WHAT THIS TASK INVOLVES: Your task is to copy the material exactly.

DATASET ROWS:

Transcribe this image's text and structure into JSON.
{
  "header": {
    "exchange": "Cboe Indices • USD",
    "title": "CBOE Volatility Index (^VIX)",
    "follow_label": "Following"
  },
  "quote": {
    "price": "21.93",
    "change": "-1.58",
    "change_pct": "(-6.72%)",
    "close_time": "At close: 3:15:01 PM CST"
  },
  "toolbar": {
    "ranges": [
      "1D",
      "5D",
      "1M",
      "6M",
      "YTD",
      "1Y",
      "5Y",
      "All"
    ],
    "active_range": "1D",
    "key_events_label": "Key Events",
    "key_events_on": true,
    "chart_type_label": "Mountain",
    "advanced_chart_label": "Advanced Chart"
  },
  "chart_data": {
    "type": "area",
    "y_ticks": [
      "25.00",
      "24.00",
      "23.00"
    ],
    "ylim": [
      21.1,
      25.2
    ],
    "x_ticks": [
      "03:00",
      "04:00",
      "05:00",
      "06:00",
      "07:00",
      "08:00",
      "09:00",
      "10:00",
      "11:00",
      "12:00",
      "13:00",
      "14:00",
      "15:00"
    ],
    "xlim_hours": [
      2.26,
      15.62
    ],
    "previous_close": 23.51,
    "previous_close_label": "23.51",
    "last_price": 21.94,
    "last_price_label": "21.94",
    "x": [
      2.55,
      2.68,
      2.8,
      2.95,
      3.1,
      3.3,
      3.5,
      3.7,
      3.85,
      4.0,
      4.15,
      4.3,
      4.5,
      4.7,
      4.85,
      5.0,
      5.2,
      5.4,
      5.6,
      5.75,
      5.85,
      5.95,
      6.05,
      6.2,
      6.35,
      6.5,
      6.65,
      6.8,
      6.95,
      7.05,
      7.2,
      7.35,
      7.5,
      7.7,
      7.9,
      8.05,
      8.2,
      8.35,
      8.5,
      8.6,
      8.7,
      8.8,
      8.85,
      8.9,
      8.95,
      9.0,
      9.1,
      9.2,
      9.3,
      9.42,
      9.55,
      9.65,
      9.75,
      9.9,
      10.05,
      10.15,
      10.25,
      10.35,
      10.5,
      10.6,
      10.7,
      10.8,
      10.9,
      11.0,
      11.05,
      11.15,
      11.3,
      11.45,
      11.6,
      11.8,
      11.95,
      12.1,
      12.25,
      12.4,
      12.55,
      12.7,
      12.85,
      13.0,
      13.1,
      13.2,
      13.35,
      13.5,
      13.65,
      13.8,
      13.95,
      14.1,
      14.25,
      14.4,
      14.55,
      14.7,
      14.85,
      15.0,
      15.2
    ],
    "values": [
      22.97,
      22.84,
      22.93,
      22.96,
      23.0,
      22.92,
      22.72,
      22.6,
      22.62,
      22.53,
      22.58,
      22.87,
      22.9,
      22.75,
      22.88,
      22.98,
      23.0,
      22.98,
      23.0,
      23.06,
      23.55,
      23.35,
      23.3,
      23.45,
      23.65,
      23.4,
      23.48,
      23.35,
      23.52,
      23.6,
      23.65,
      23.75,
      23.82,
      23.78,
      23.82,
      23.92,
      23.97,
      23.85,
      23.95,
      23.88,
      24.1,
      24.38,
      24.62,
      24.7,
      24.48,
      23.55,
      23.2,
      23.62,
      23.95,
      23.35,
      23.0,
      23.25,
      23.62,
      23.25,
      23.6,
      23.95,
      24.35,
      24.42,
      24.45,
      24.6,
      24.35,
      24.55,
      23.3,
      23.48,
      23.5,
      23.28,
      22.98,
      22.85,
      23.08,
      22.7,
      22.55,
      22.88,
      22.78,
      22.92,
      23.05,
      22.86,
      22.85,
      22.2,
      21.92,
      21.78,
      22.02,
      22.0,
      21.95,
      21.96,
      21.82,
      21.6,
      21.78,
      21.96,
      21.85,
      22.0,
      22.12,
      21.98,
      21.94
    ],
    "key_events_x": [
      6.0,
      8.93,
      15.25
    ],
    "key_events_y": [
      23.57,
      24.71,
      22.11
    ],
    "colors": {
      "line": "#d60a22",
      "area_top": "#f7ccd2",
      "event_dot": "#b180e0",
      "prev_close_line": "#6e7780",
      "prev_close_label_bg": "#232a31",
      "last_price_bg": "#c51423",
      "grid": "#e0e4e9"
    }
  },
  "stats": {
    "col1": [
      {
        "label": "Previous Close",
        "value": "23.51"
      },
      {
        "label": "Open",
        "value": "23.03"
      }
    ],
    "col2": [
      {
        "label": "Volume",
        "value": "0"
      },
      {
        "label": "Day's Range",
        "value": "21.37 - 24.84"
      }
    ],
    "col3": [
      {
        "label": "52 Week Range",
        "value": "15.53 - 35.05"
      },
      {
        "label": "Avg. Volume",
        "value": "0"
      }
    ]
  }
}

FINISHED ANSWER:
Transcribe this image's text and structure into JSON.
{
  "header": {
    "exchange": "Cboe Indices • USD",
    "title": "CBOE Volatility Index (^VIX)",
    "follow_label": "Following"
  },
  "quote": {
    "price": "21.93",
    "change": "-1.58",
    "change_pct": "(-6.72%)",
    "close_time": "At close: 3:15:01 PM CST"
  },
  "toolbar": {
    "ranges": [
      "1D",
      "5D",
      "1M",
      "6M",
      "YTD",
      "1Y",
      "5Y",
      "All"
    ],
    "active_range": "1D",
    "key_events_label": "Key Events",
    "key_events_on": true,
    "chart_type_label": "Mountain",
    "advanced_chart_label": "Advanced Chart"
  },
  "chart_data": {
    "type": "area",
    "y_ticks": [
      "25.00",
      "24.00",
      "23.00"
    ],
    "ylim": [
      21.1,
      25.2
    ],
    "x_ticks": [
      "03:00",
      "04:00",
      "05:00",
      "06:00",
      "07:00",
      "08:00",
      "09:00",
      "10:00",
      "11:00",
      "12:00",
      "13:00",
      "14:00",
      "15:00"
    ],
    "xlim_hours": [
      2.26,
      15.62
    ],
    "previous_close": 23.51,
    "previous_close_label": "23.51",
    "last_price": 21.94,
    "last_price_label": "21.94",
    "x": [
      2.55,
      2.68,
      2.8,
      2.95,
      3.1,
      3.3,
      3.5,
      3.7,
      3.85,
      4.0,
      4.15,
      4.3,
      4.5,
      4.7,
      4.85,
      5.0,
      5.2,
      5.4,
      5.6,
      5.75,
      5.85,
      5.95,
      6.05,
      6.2,
      6.35,
      6.5,
      6.65,
      6.8,
      6.95,
      7.05,
      7.2,
      7.35,
      7.5,
      7.7,
      7.9,
      8.05,
      8.2,
      8.35,
      8.5,
      8.6,
      8.7,
      8.8,
      8.85,
      8.9,
      8.95,
      9.0,
      9.1,
      9.2,
      9.3,
      9.42,
      9.55,
      9.65,
      9.75,
      9.9,
      10.05,
      10.15,
      10.25,
      10.35,
      10.5,
      10.6,
      10.7,
      10.8,
      10.9,
      11.0,
      11.05,
      11.15,
      11.3,
      11.45,
      11.6,
      11.8,
      11.95,
      12.1,
      12.25,
      12.4,
      12.55,
      12.7,
      12.85,
      13.0,
      13.1,
      13.2,
      13.35,
      13.5,
      13.65,
      13.8,
      13.95,
      14.1,
      14.25,
      14.4,
      14.55,
      14.7,
      14.85,
      15.0,
      15.2
    ],
    "values": [
      22.97,
      22.84,
      22.93,
      22.96,
      23.0,
      22.92,
      22.72,
      22.6,
      22.62,
      22.53,
      22.58,
      22.87,
      22.9,
      22.75,
      22.88,
      22.98,
      23.0,
      22.98,
      23.0,
      23.06,
      23.55,
      23.35,
      23.3,
      23.45,
      23.65,
      23.4,
      23.48,
      23.35,
      23.52,
      23.6,
      23.65,
      23.75,
      23.82,
      23.78,
      23.82,
      23.92,
      23.97,
      23.85,
      23.95,
      23.88,
      24.1,
      24.38,
      24.62,
      24.7,
      24.48,
      23.55,
      23.2,
      23.62,
      23.95,
      23.35,
      23.0,
      23.25,
      23.62,
      23.25,
      23.6,
      23.95,
      24.35,
      24.42,
      24.45,
      24.6,
      24.35,
      24.55,
      23.3,
      23.48,
      23.5,
      23.28,
      22.98,
      22.85,
      23.08,
      22.7,
      22.55,
      22.88,
      22.78,
      22.92,
      23.05,
      22.86,
      22.85,
      22.2,
      21.92,
      21.78,
      22.02,
      22.0,
      21.95,
      21.96,
      21.82,
      21.6,
      21.78,
      21.96,
      21.85,
      22.0,
      22.12,
      21.98,
      21.94
    ],
    "key_events_x": [
      6.0,
      8.93,
      15.25
    ],
    "key_events_y": [
      23.57,
      24.71,
      22.11
    ],
    "colors": {
      "line": "#d60a22",
      "area_top": "#f7ccd2",
      "event_dot": "#b180e0",
      "prev_close_line": "#6e7780",
      "prev_close_label_bg": "#232a31",
      "last_price_bg": "#c51423",
      "grid": "#e0e4e9"
    }
  },
  "stats": {
    "col1": [
      {
        "label": "Previous Close",
        "value": "23.51"
      },
      {
        "label": "Open",
        "value": "23.03"
      }
    ],
    "col2": [
      {
        "label": "Volume",
        "value": "0"
      },
      {
        "label": "Day's Range",
        "value": "21.37 - 24.84"
      }
    ],
    "col3": [
      {
        "label": "52 Week Range",
        "value": "15.53 - 35.05"
      },
      {
        "label": "Avg. Volume",
        "value": "0"
      }
    ]
  }
}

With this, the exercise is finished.